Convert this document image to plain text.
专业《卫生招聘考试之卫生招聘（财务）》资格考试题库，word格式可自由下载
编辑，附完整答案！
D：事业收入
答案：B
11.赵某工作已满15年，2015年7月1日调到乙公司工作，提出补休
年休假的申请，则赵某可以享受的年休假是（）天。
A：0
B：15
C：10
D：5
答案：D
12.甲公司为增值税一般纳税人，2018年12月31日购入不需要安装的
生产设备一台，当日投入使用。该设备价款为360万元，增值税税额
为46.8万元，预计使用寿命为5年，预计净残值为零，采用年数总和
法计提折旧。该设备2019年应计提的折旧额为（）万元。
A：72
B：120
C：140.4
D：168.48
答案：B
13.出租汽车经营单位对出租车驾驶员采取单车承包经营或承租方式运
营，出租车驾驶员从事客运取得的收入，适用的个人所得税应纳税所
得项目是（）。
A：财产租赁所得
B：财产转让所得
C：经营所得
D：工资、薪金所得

+---+

• _WHAT IS BEING ASKED_
Return the listing above in full, character for character.

• _CORRECT RESPONSE_
Convert this document image to plain text.
专业《卫生招聘考试之卫生招聘（财务）》资格考试题库，word格式可自由下载
编辑，附完整答案！
D：事业收入
答案：B
11.赵某工作已满15年，2015年7月1日调到乙公司工作，提出补休
年休假的申请，则赵某可以享受的年休假是（）天。
A：0
B：15
C：10
D：5
答案：D
12.甲公司为增值税一般纳税人，2018年12月31日购入不需要安装的
生产设备一台，当日投入使用。该设备价款为360万元，增值税税额
为46.8万元，预计使用寿命为5年，预计净残值为零，采用年数总和
法计提折旧。该设备2019年应计提的折旧额为（）万元。
A：72
B：120
C：140.4
D：168.48
答案：B
13.出租汽车经营单位对出租车驾驶员采取单车承包经营或承租方式运
营，出租车驾驶员从事客运取得的收入，适用的个人所得税应纳税所
得项目是（）。
A：财产租赁所得
B：财产转让所得
C：经营所得
D：工资、薪金所得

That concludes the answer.